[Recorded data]
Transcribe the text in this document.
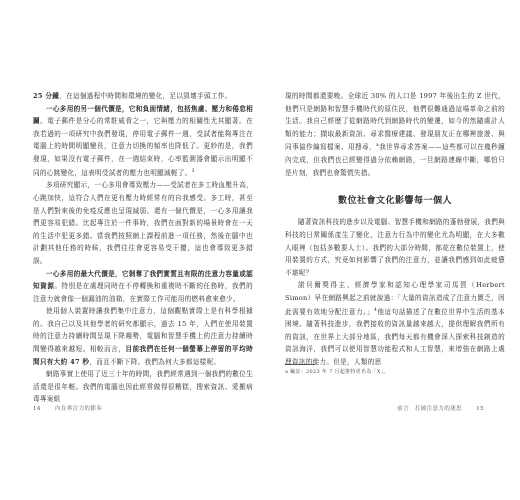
25 分鐘，在這個過程中時間和環境的變化，足以毀壞手頭工作。

一心多用的另一個代價是，它和負面情緒，包括焦慮、壓力和倦怠相關。電子郵件是分心的常駐威脅之一，它與壓力的相關性尤其顯著。在我若過的一項研究中我們發現，停用電子郵件一週，受試者能夠專注在電腦上的時間明顯變長，注意力切換的頻率也降低了。更妙的是，我們發現，如果沒有電子郵件，在一週結束時，心率監測器會顯示出明顯不同的心跳變化，這表明受試者的壓力也明顯減輕了。$^3$

多項研究顯示，一心多用會導致壓力——受試者在多工時血壓升高，心跳加快，這符合人們在更有壓力時經常有的自我感受。多工時，甚至是人們對來後的免疫反應也呈現減弱。還有一個代價是，一心多用讓我們更容易犯錯。比起專注於一件事時，我們在面對新的場景時會在一天的生活中犯更多錯。當我們按照網上課程前進一項任務，然後在腦中也計劃其他任務的時候，我們往往會更容易受干擾，這也會導致更多錯誤。

一心多用的最大代價是，它剝奪了我們實質且有限的注意力容量或認知資源。特別是在處理同時在不停轉換和重複時不斷的任務時，我們的注意力就會像一個漏油的油箱，在實際工作可能用的燃料愈來愈少。

使用個人裝置時讓我們集中注意力，這個觀點實際上是有科學根據的。我自己以及其他學者的研究都顯示，過去 15 年，人們在使用裝置時的注意力持續時間呈現下降趨勢，電腦和智慧手機上的注意力持續時間變得越來越短。相較而言，目前我們在任何一個螢幕上停留的平均時間只有大約 47 秒，而且不斷下降。我們為何大多都這樣呢。

網路事實上使用了近三十年的時間，我們經常遇到一個我們的數位生活還是很年輕。我們的電腦也因此經常做得很糟糕，搜索資訊、愛搬病毒專案組

現的時間都還要晚。全球近 30% 的人口是 1997 年後出生的 Z 世代，他們只是網路和智慧手機時代的原住民，他們很難通過這場革命之前的生活。我自己經歷了從網路時代到網路時代的變遷，如今的然隨處計人類的能力；擷取最新資訊、尋求醫療建議、發現朋友正在哪裡旅遊、與同事協作編寫檔案、用搜尋，$^a$我世界尋求答案——這些都可以在幾秒鐘內完成，但我們也已經變得過分依賴網路，一旦網路連線中斷，哪怕只是片刻，我們也會驚慌失措。

數位社會文化影響每一個人

隨著資訊科技的進步以及電腦、智慧手機和網路的蓬勃發展，我們與科技的日常關係產生了變化，注意力行為中的變化尤為明顯，在大多數人眼裡（包括多數要人士）。我們的大部分時間，都花在數位裝置上，使用裝置的方式，究竟如何影響了我們的注意力，並讓我們感到如此疲憊不堪呢？

諾貝爾獎得主、經濟學家和認知心理學家司馬賀（Herbert Simon）早在網路興起之前就說過：「大量的資訊造成了注意力匱乏，因此需要有效地分配注意力。」$^4$他這句話描述了在數位世界中生活的基本困境。隨著科技進步，我們接收的資訊量越來越大，提供理解我們所有的資訊，在世界上大部分地區，我們每天都有機會深入探索科技創造的資訊海洋，我們可以使用智慧功能程式和人工智慧，來增強在網路上處理資訊的能力。但是，人類的思

a 編註：2023 年 7 月起推特更名為「X」。
14	內在專注力的節奏	前言　打破注意力的迷思	15
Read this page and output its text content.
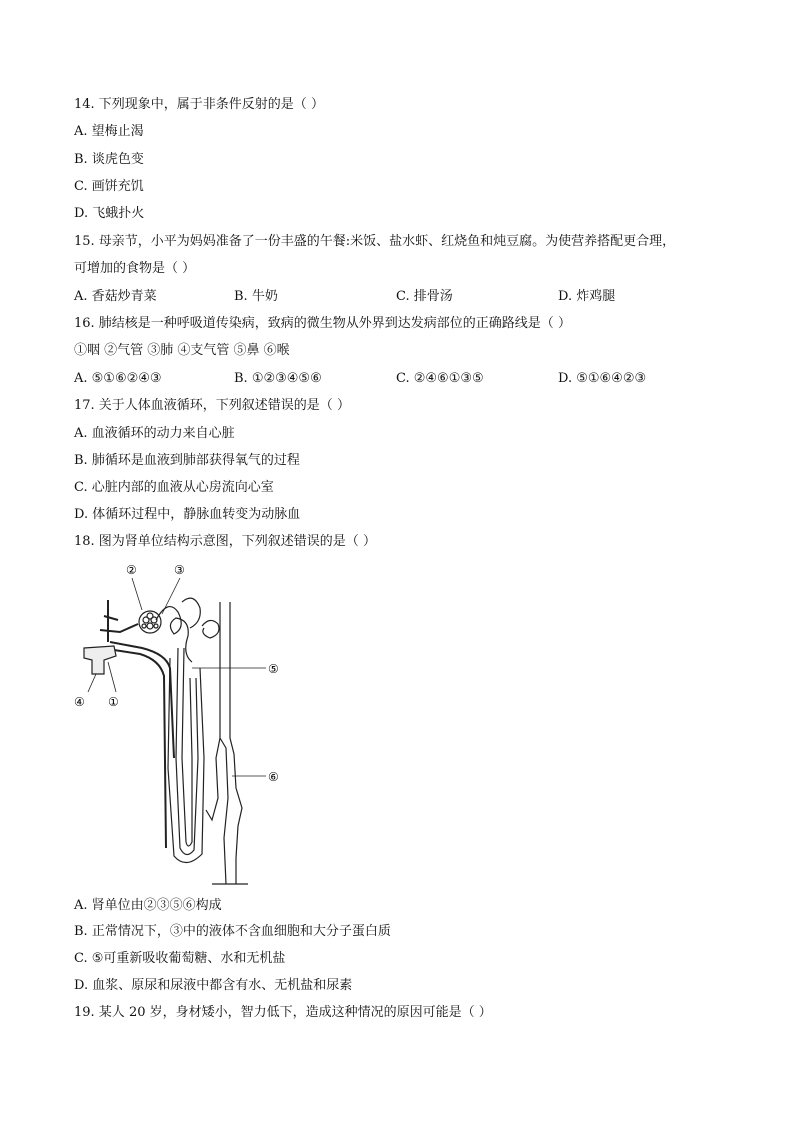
14. 下列现象中，属于非条件反射的是（ ）
A. 望梅止渴
B. 谈虎色变
C. 画饼充饥
D. 飞蛾扑火
15. 母亲节，小平为妈妈准备了一份丰盛的午餐:米饭、盐水虾、红烧鱼和炖豆腐。为使营养搭配更合理，
可增加的食物是（ ）
A. 香菇炒青菜	B. 牛奶	C. 排骨汤	D. 炸鸡腿
16. 肺结核是一种呼吸道传染病，致病的微生物从外界到达发病部位的正确路线是（ ）
①咽 ②气管 ③肺 ④支气管 ⑤鼻 ⑥喉
A. ⑤①⑥②④③	B. ①②③④⑤⑥	C. ②④⑥①③⑤	D. ⑤①⑥④②③
17. 关于人体血液循环，下列叙述错误的是（ ）
A. 血液循环的动力来自心脏
B. 肺循环是血液到肺部获得氧气的过程
C. 心脏内部的血液从心房流向心室
D. 体循环过程中，静脉血转变为动脉血
18. 图为肾单位结构示意图，下列叙述错误的是（ ）
②	③
⑤
④ ①
⑥
A. 肾单位由②③⑤⑥构成
B. 正常情况下，③中的液体不含血细胞和大分子蛋白质
C. ⑤可重新吸收葡萄糖、水和无机盐
D. 血浆、原尿和尿液中都含有水、无机盐和尿素
19. 某人 20 岁，身材矮小，智力低下，造成这种情况的原因可能是（ ）
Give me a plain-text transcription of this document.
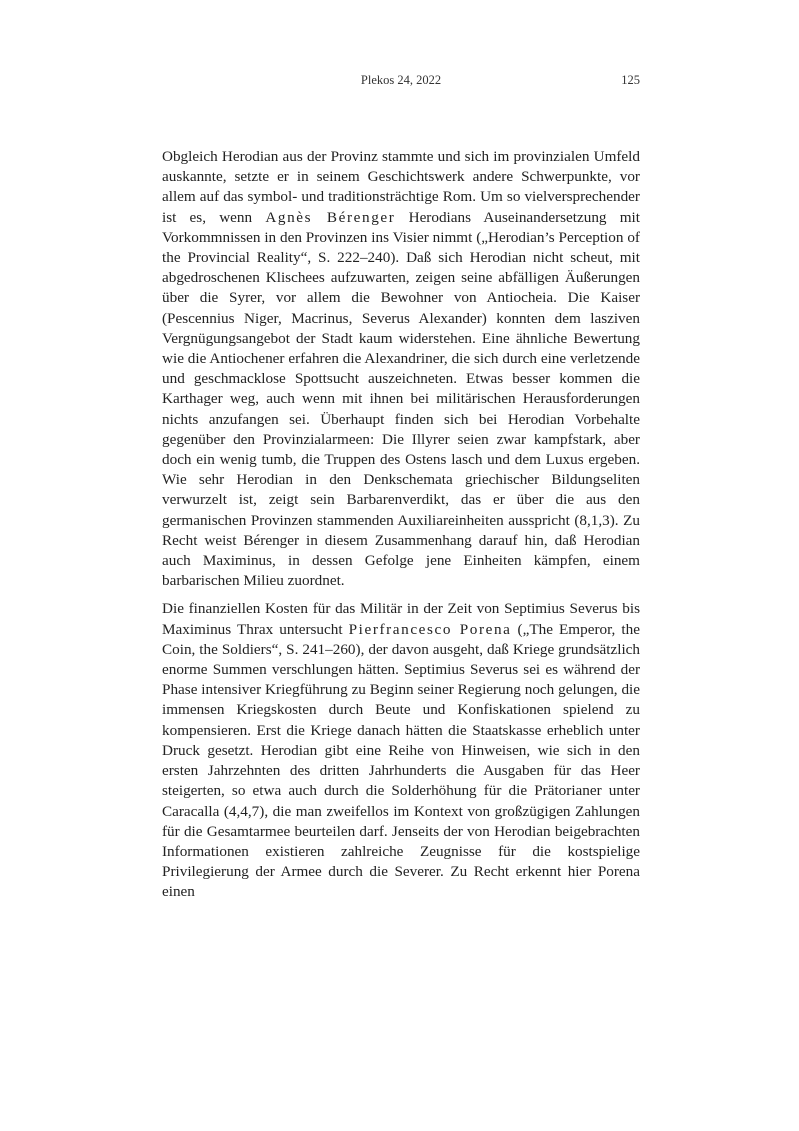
Plekos 24, 2022	125

Obgleich Herodian aus der Provinz stammte und sich im provinzialen Umfeld auskannte, setzte er in seinem Geschichtswerk andere Schwerpunkte, vor allem auf das symbol- und traditionsträchtige Rom. Um so vielversprechender ist es, wenn Agnès Bérenger Herodians Auseinandersetzung mit Vorkommnissen in den Provinzen ins Visier nimmt („Herodian’s Perception of the Provincial Reality“, S. 222–240). Daß sich Herodian nicht scheut, mit abgedroschenen Klischees aufzuwarten, zeigen seine abfälligen Äußerungen über die Syrer, vor allem die Bewohner von Antiocheia. Die Kaiser (Pescennius Niger, Macrinus, Severus Alexander) konnten dem lasziven Vergnügungsangebot der Stadt kaum widerstehen. Eine ähnliche Bewertung wie die Antiochener erfahren die Alexandriner, die sich durch eine verletzende und geschmacklose Spottsucht auszeichneten. Etwas besser kommen die Karthager weg, auch wenn mit ihnen bei militärischen Herausforderungen nichts anzufangen sei. Überhaupt finden sich bei Herodian Vorbehalte gegenüber den Provinzialarmeen: Die Illyrer seien zwar kampfstark, aber doch ein wenig tumb, die Truppen des Ostens lasch und dem Luxus ergeben. Wie sehr Herodian in den Denkschemata griechischer Bildungseliten verwurzelt ist, zeigt sein Barbarenverdikt, das er über die aus den germanischen Provinzen stammenden Auxiliareinheiten ausspricht (8,1,3). Zu Recht weist Bérenger in diesem Zusammenhang darauf hin, daß Herodian auch Maximinus, in dessen Gefolge jene Einheiten kämpfen, einem barbarischen Milieu zuordnet.

Die finanziellen Kosten für das Militär in der Zeit von Septimius Severus bis Maximinus Thrax untersucht Pierfrancesco Porena („The Emperor, the Coin, the Soldiers“, S. 241–260), der davon ausgeht, daß Kriege grundsätzlich enorme Summen verschlungen hätten. Septimius Severus sei es während der Phase intensiver Kriegführung zu Beginn seiner Regierung noch gelungen, die immensen Kriegskosten durch Beute und Konfiskationen spielend zu kompensieren. Erst die Kriege danach hätten die Staatskasse erheblich unter Druck gesetzt. Herodian gibt eine Reihe von Hinweisen, wie sich in den ersten Jahrzehnten des dritten Jahrhunderts die Ausgaben für das Heer steigerten, so etwa auch durch die Solderhöhung für die Prätorianer unter Caracalla (4,4,7), die man zweifellos im Kontext von großzügigen Zahlungen für die Gesamtarmee beurteilen darf. Jenseits der von Herodian beigebrachten Informationen existieren zahlreiche Zeugnisse für die kostspielige Privilegierung der Armee durch die Severer. Zu Recht erkennt hier Porena einen
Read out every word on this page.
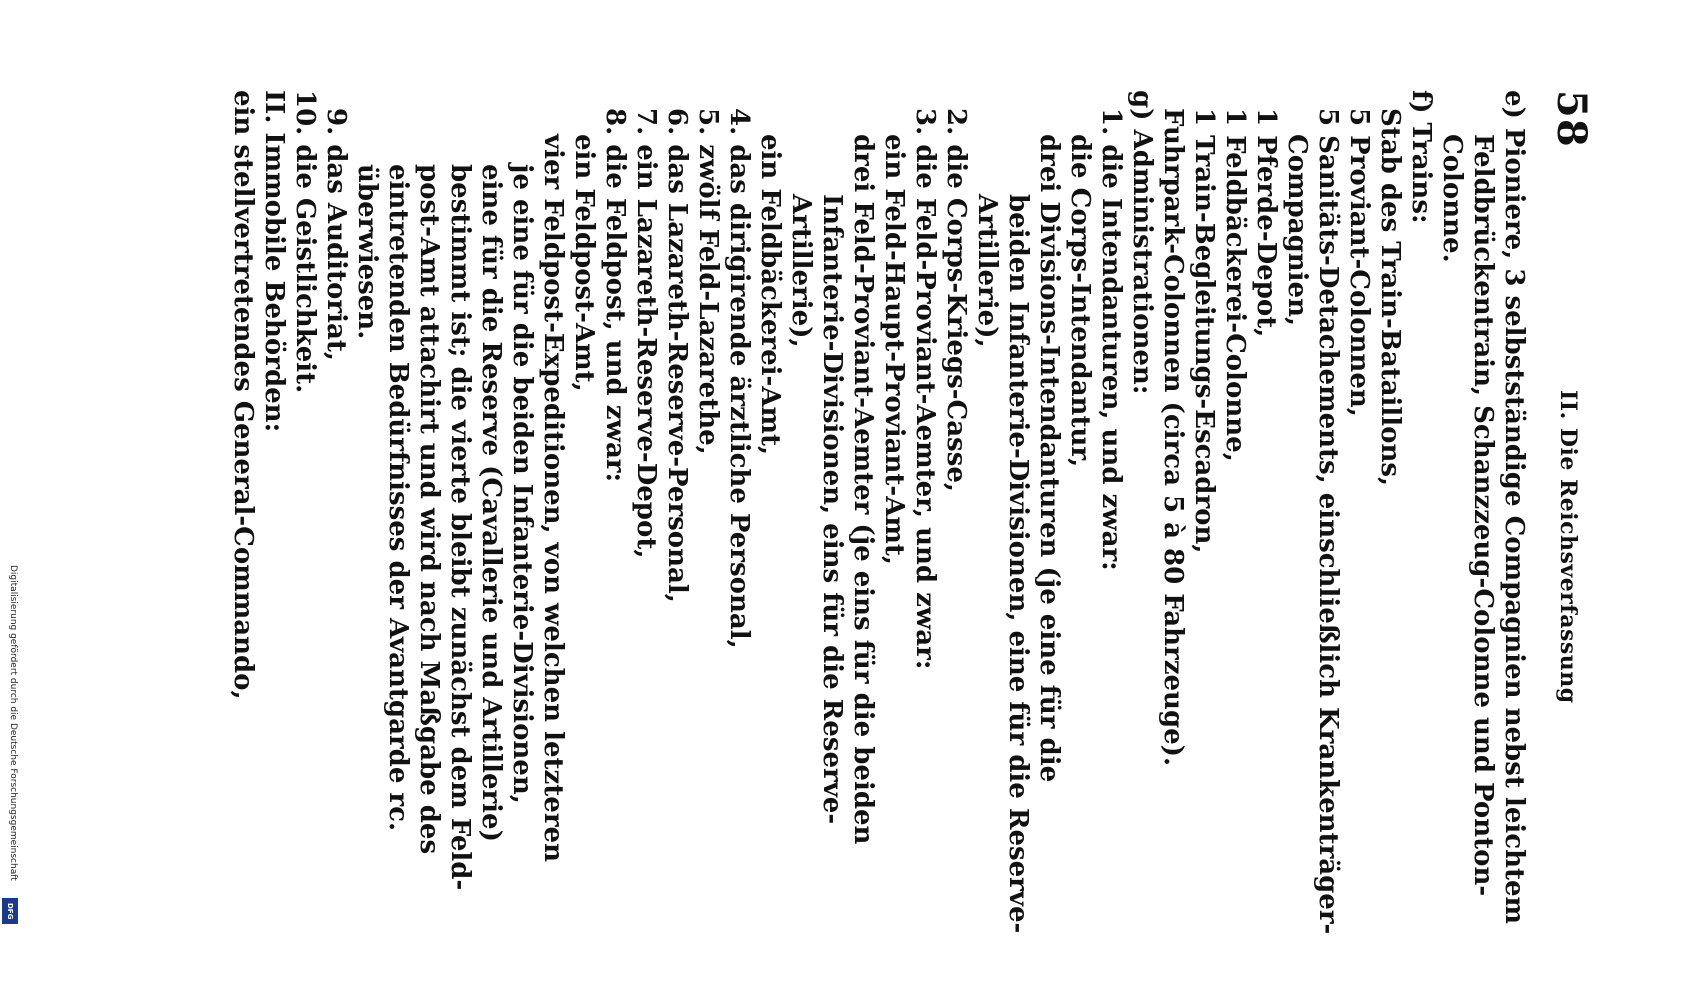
58
II. Die Reichsverfassung
e) Pioniere, 3 selbstständige Compagnien nebst leichtem
Feldbrückentrain, Schanzzeug-Colonne und Ponton-
Colonne.
f) Trains:
Stab des Train-Bataillons,
5 Proviant-Colonnen,
5 Sanitäts-Detachements, einschließlich Krankenträger-
Compagnien,
1 Pferde-Depot,
1 Feldbäckerei-Colonne,
1 Train-Begleitungs-Escadron,
Fuhrpark-Colonnen (circa 5 à 80 Fahrzeuge).
g) Administrationen:
1. die Intendanturen, und zwar:
die Corps-Intendantur,
drei Divisions-Intendanturen (je eine für die
beiden Infanterie-Divisionen, eine für die Reserve-
Artillerie),
2. die Corps-Kriegs-Casse,
3. die Feld-Proviant-Aemter, und zwar:
ein Feld-Haupt-Proviant-Amt,
drei Feld-Proviant-Aemter (je eins für die beiden
Infanterie-Divisionen, eins für die Reserve-
Artillerie),
ein Feldbäckerei-Amt,
4. das dirigirende ärztliche Personal,
5. zwölf Feld-Lazarethe,
6. das Lazareth-Reserve-Personal,
7. ein Lazareth-Reserve-Depot,
8. die Feldpost, und zwar:
ein Feldpost-Amt,
vier Feldpost-Expeditionen, von welchen letzteren
je eine für die beiden Infanterie-Divisionen,
eine für die Reserve (Cavallerie und Artillerie)
bestimmt ist; die vierte bleibt zunächst dem Feld-
post-Amt attachirt und wird nach Maßgabe des
eintretenden Bedürfnisses der Avantgarde rc.
überwiesen.
9. das Auditoriat,
10. die Geistlichkeit.
II. Immobile Behörden:
ein stellvertretendes General-Commando,
Digitalisierung gefördert durch die Deutsche Forschungsgemeinschaft
DFG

■ **YOUR INSTRUCTIONS**:
Track down all lines above with the string "Feldpost" and copy them.

■ **OUTPUT FOR THIS EXERCISE**:
8. die Feldpost, und zwar:
ein Feldpost-Amt,
vier Feldpost-Expeditionen, von welchen letzteren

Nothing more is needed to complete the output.